# [Source excerpt]
== == ==
Petitioners, the widow and minor daughter of the employee, filed claims as his dependents with the Industrial Accident Commission for death benefits. The referee made an award in favor of petitioners, but a panel of the commission granted the employer’s petition for reconsideration, vacated the referee’s award and findings, and denied petitioner’s claim. Their petition for reconsideration was denied, and they brought this proceeding to review the award.
The commission’s jurisdiction is not questioned. (See Lab. Code, § 5305;
“As a general rule a commercial traveler is regarded as acting within the course of his employment during the entire period of his travel upon his employer’s business. His acts in traveling, procuring food and shelter are all incidents of the employment, and where injuries are sustained during the course of such activities, the Workmen’s Compensation Act applies.” (Dalgleish v. Holt, 108 Cal.App.2d 561, 566 [237 P.2d 553]; California C. I. Exchange v. Industrial Acc. Com., 5 Cal.2d 185, 186 [53 P.2d 758].) Respondents contend, however, that this rule is inapplicable in this case on the grounds that the employee was occupying the hotel room for an immoral and unlawful purpose (N.Y. [573]*573Pen. Code, §§100-102) and that petitioners failed to prove that the fire was owing to the negligence of the employee rather than his companion.
Whether or not the employee was occupying the room for an immoral and unlawful purpose of his own, he was also occupying it as a necessary incident of his employment, which required him to he away from home in New York. “ The established rule was repeated in Ryan v. Farrell, 208 Cal. 200, 204 [280 P. 945], viz.: That where the employee is combining his own business with that of his employer, or attending to both at substantially the same time, no nice inquiry will be made as to which business he was actually engaged in at the time of injury, unless it clearly appears that neither directly or indirectly could he have been serving his employer. [Citations.] ” (Lockheed Aircraft Corp. v. Industrial Acc. Com., 28 Cal.2d 756, 758-759 [172 P.2d 1].) The fact that the employee had a guest in his room while he was off duty in no way detracted from the fact that he was also there on his employer’s business, and since the employee’s fault is irrelevant if the requirements of the law are met, it is immaterial that the employee’s personal purpose in having a guest in his room was immoral and unlawful. (See Cal. Const., art. XX, § 21; Lab. Code, § 4551; State Comp. Ins. Fund v. Industrial Acc. Com., 38 Cal.2d 659, 660-661 [242 P.2d 311]; State Emp. etc. System v. Industrial Acc. Com., 97 Cal.App.2d 380, 383 [217 P.2d 992].)
== == ==
# [Supplied material]

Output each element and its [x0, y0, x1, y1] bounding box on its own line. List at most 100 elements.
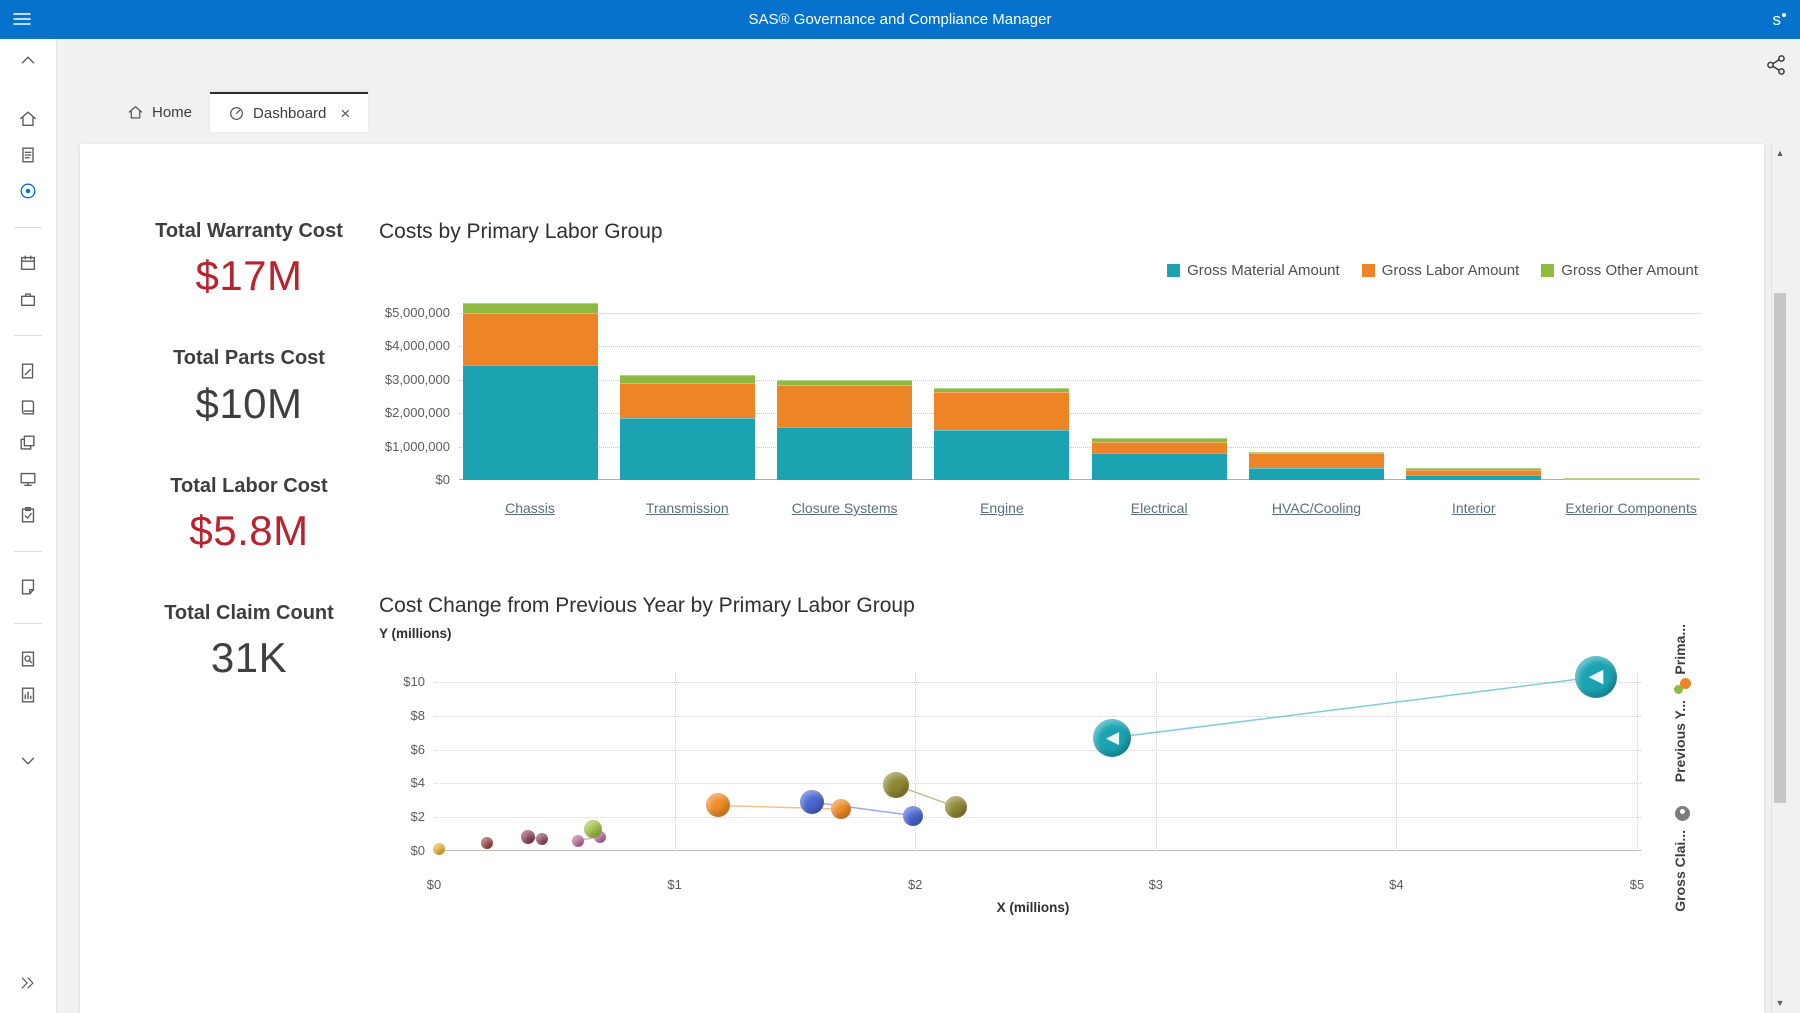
== == ==
# [Short task]
Quote the court opinion exactly from "Petitioners, the widow" to "review the award.". The material that comes after this court opinion is separate from it and unrelated to it.

# [Result for this exercise]
Petitioners, the widow and minor daughter of the employee, filed claims as his dependents with the Industrial Accident Commission for death benefits. The referee made an award in favor of petitioners, but a panel of the commission granted the employer’s petition for reconsideration, vacated the referee’s award and findings, and denied petitioner’s claim. Their petition for reconsideration was denied, and they brought this proceeding to review the award.